[Records of where elements appear]
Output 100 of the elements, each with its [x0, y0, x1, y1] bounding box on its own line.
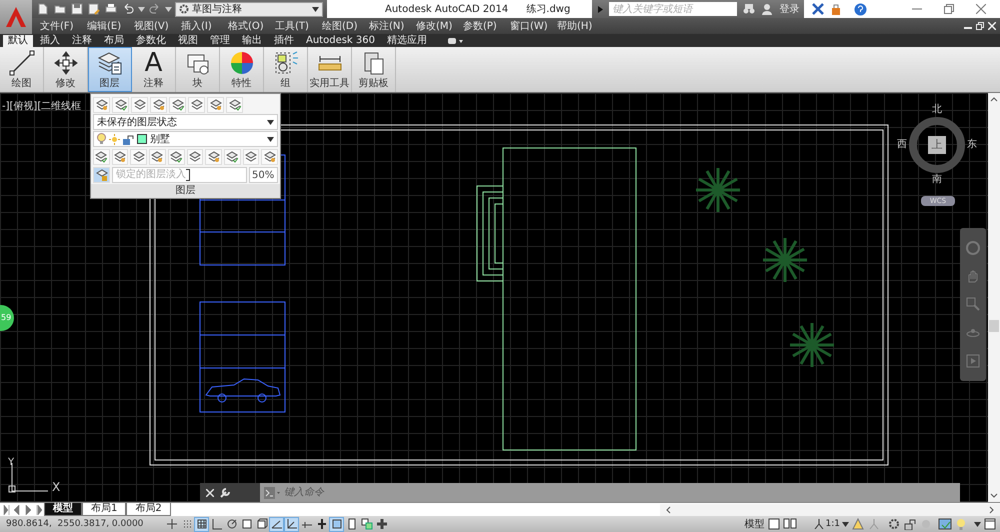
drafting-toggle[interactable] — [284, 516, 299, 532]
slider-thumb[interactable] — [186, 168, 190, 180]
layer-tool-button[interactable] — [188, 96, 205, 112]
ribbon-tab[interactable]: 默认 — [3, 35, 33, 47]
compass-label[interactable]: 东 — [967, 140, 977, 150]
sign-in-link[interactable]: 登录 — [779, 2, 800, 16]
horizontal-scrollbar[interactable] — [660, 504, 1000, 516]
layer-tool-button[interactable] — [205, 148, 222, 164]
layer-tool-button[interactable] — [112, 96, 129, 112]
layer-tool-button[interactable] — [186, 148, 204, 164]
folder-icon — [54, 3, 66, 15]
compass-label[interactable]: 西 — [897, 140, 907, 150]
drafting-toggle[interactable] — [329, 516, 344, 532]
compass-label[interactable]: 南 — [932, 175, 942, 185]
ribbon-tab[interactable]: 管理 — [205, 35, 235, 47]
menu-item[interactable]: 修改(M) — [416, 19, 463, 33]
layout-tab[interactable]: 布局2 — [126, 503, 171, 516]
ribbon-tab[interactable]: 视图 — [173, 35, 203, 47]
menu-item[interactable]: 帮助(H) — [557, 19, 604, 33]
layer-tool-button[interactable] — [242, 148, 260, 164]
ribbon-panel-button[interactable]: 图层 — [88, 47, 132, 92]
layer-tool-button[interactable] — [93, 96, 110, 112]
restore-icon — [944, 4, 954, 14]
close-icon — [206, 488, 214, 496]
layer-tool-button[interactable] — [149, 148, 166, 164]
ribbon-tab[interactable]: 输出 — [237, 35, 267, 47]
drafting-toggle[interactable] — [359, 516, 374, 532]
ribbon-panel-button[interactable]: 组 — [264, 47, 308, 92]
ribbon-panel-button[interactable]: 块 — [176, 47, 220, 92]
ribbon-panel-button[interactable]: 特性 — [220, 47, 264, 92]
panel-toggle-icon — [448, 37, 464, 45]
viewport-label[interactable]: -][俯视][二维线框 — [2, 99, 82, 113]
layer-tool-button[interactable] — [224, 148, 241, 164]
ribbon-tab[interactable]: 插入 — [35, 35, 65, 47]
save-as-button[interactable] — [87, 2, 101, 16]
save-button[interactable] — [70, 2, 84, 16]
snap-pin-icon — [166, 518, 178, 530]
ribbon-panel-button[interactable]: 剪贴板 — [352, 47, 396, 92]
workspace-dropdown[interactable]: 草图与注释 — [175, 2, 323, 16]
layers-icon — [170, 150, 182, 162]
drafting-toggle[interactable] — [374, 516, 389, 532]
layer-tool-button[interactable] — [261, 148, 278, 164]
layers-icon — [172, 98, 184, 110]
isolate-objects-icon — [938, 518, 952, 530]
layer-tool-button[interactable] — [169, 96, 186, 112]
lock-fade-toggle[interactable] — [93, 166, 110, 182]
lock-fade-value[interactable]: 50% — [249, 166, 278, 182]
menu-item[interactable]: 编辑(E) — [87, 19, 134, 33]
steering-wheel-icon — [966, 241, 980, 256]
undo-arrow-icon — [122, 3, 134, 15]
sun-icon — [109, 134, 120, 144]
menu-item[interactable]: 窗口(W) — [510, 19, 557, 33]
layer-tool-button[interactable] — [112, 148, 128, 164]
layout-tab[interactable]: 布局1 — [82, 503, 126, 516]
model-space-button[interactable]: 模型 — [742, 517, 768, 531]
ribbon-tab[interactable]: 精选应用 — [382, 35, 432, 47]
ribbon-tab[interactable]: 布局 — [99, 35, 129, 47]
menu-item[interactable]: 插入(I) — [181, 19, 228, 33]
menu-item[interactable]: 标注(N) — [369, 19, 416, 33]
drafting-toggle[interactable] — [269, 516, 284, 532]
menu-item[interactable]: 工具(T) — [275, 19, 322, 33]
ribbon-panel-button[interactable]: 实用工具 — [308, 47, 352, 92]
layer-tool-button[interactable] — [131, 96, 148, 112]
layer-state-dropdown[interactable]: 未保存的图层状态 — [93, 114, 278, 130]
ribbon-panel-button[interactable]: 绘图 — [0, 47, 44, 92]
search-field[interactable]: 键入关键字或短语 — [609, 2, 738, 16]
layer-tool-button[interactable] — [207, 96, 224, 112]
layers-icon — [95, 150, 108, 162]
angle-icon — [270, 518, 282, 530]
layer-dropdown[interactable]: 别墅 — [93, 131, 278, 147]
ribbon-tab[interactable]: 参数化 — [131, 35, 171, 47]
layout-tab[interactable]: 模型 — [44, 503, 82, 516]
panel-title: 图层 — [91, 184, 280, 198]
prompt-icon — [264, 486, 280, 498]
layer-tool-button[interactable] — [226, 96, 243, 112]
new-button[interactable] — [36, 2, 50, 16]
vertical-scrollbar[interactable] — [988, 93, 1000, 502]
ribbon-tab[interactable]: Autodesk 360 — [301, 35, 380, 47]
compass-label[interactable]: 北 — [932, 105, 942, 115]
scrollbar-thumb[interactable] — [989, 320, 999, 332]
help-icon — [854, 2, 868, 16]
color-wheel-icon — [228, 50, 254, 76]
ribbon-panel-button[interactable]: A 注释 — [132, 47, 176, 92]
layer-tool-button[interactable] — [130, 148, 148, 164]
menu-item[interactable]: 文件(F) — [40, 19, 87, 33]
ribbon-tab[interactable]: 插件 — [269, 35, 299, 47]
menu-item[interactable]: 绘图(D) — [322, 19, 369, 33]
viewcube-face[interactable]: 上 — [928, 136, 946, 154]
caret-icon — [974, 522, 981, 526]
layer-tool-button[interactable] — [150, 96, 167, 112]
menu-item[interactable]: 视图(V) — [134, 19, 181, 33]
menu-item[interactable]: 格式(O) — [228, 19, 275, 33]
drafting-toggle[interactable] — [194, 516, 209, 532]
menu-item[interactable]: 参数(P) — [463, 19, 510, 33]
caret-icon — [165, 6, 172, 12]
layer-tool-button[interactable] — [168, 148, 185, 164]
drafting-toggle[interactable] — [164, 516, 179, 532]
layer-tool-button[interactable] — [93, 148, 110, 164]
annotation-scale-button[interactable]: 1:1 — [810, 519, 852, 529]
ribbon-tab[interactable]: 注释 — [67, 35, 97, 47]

#### [Exercise requirements]
Copy out all of the lines above unchanged, omitting the pictures.

#### [Correct output]
Output 100 of the elements, each with its [x0, y0, x1, y1] bounding box on its own line.
drafting-toggle[interactable] — [284, 516, 299, 532]
slider-thumb[interactable] — [186, 168, 190, 180]
layer-tool-button[interactable] — [188, 96, 205, 112]
ribbon-tab[interactable]: 默认 — [3, 35, 33, 47]
compass-label[interactable]: 东 — [967, 140, 977, 150]
sign-in-link[interactable]: 登录 — [779, 2, 800, 16]
horizontal-scrollbar[interactable] — [660, 504, 1000, 516]
layer-tool-button[interactable] — [205, 148, 222, 164]
layer-tool-button[interactable] — [112, 96, 129, 112]
layer-tool-button[interactable] — [186, 148, 204, 164]
folder-icon — [54, 3, 66, 15]
compass-label[interactable]: 西 — [897, 140, 907, 150]
drafting-toggle[interactable] — [329, 516, 344, 532]
compass-label[interactable]: 南 — [932, 175, 942, 185]
ribbon-tab[interactable]: 管理 — [205, 35, 235, 47]
menu-item[interactable]: 修改(M) — [416, 19, 463, 33]
layout-tab[interactable]: 布局2 — [126, 503, 171, 516]
ribbon-tab[interactable]: 视图 — [173, 35, 203, 47]
menu-item[interactable]: 帮助(H) — [557, 19, 604, 33]
layer-tool-button[interactable] — [242, 148, 260, 164]
ribbon-panel-button[interactable]: 图层 — [88, 47, 132, 92]
layer-tool-button[interactable] — [93, 96, 110, 112]
restore-icon — [944, 4, 954, 14]
close-icon — [206, 488, 214, 496]
layer-tool-button[interactable] — [149, 148, 166, 164]
ribbon-tab[interactable]: 输出 — [237, 35, 267, 47]
drafting-toggle[interactable] — [359, 516, 374, 532]
ribbon-panel-button[interactable]: 组 — [264, 47, 308, 92]
ribbon-panel-button[interactable]: 块 — [176, 47, 220, 92]
ribbon-panel-button[interactable]: 特性 — [220, 47, 264, 92]
panel-toggle-icon — [448, 37, 464, 45]
viewport-label[interactable]: -][俯视][二维线框 — [2, 99, 82, 113]
layer-tool-button[interactable] — [224, 148, 241, 164]
ribbon-tab[interactable]: 插入 — [35, 35, 65, 47]
save-as-button[interactable] — [87, 2, 101, 16]
save-button[interactable] — [70, 2, 84, 16]
snap-pin-icon — [166, 518, 178, 530]
ribbon-panel-button[interactable]: 剪贴板 — [352, 47, 396, 92]
workspace-dropdown[interactable]: 草图与注释 — [175, 2, 323, 16]
layers-icon — [170, 150, 182, 162]
drafting-toggle[interactable] — [374, 516, 389, 532]
layer-tool-button[interactable] — [261, 148, 278, 164]
layers-icon — [172, 98, 184, 110]
isolate-objects-icon — [938, 518, 952, 530]
layer-tool-button[interactable] — [169, 96, 186, 112]
lock-fade-toggle[interactable] — [93, 166, 110, 182]
lock-fade-value[interactable]: 50% — [249, 166, 278, 182]
menu-item[interactable]: 编辑(E) — [87, 19, 134, 33]
steering-wheel-icon — [966, 241, 980, 256]
undo-arrow-icon — [122, 3, 134, 15]
sun-icon — [109, 134, 120, 144]
menu-item[interactable]: 窗口(W) — [510, 19, 557, 33]
layer-tool-button[interactable] — [112, 148, 128, 164]
layout-tab[interactable]: 布局1 — [82, 503, 126, 516]
model-space-button[interactable]: 模型 — [742, 517, 768, 531]
ribbon-tab[interactable]: 精选应用 — [382, 35, 432, 47]
ribbon-tab[interactable]: 布局 — [99, 35, 129, 47]
menu-item[interactable]: 插入(I) — [181, 19, 228, 33]
menu-item[interactable]: 标注(N) — [369, 19, 416, 33]
drafting-toggle[interactable] — [269, 516, 284, 532]
menu-item[interactable]: 工具(T) — [275, 19, 322, 33]
ribbon-panel-button[interactable]: 实用工具 — [308, 47, 352, 92]
layer-tool-button[interactable] — [131, 96, 148, 112]
layer-state-dropdown[interactable]: 未保存的图层状态 — [93, 114, 278, 130]
ribbon-panel-button[interactable]: 绘图 — [0, 47, 44, 92]
search-field[interactable]: 键入关键字或短语 — [609, 2, 738, 16]
layer-tool-button[interactable] — [207, 96, 224, 112]
layers-icon — [95, 150, 108, 162]
angle-icon — [270, 518, 282, 530]
layer-dropdown[interactable]: 别墅 — [93, 131, 278, 147]
ribbon-tab[interactable]: 参数化 — [131, 35, 171, 47]
layout-tab[interactable]: 模型 — [44, 503, 82, 516]
panel-title: 图层 — [91, 184, 280, 198]
prompt-icon — [264, 486, 280, 498]
layer-tool-button[interactable] — [226, 96, 243, 112]
new-button[interactable] — [36, 2, 50, 16]
vertical-scrollbar[interactable] — [988, 93, 1000, 502]
ribbon-tab[interactable]: Autodesk 360 — [301, 35, 380, 47]
compass-label[interactable]: 北 — [932, 105, 942, 115]
scrollbar-thumb[interactable] — [989, 320, 999, 332]
help-icon — [854, 2, 868, 16]
color-wheel-icon — [228, 50, 254, 76]
ribbon-panel-button[interactable]: A 注释 — [132, 47, 176, 92]
layer-tool-button[interactable] — [130, 148, 148, 164]
menu-item[interactable]: 文件(F) — [40, 19, 87, 33]
ribbon-tab[interactable]: 插件 — [269, 35, 299, 47]
menu-item[interactable]: 绘图(D) — [322, 19, 369, 33]
viewcube-face[interactable]: 上 — [928, 136, 946, 154]
caret-icon — [974, 522, 981, 526]
layer-tool-button[interactable] — [150, 96, 167, 112]
menu-item[interactable]: 视图(V) — [134, 19, 181, 33]
menu-item[interactable]: 格式(O) — [228, 19, 275, 33]
drafting-toggle[interactable] — [194, 516, 209, 532]
menu-item[interactable]: 参数(P) — [463, 19, 510, 33]
caret-icon — [165, 6, 172, 12]
layer-tool-button[interactable] — [168, 148, 185, 164]
drafting-toggle[interactable] — [164, 516, 179, 532]
layer-tool-button[interactable] — [93, 148, 110, 164]
annotation-scale-button[interactable]: 1:1 — [810, 519, 852, 529]
ribbon-tab[interactable]: 注释 — [67, 35, 97, 47]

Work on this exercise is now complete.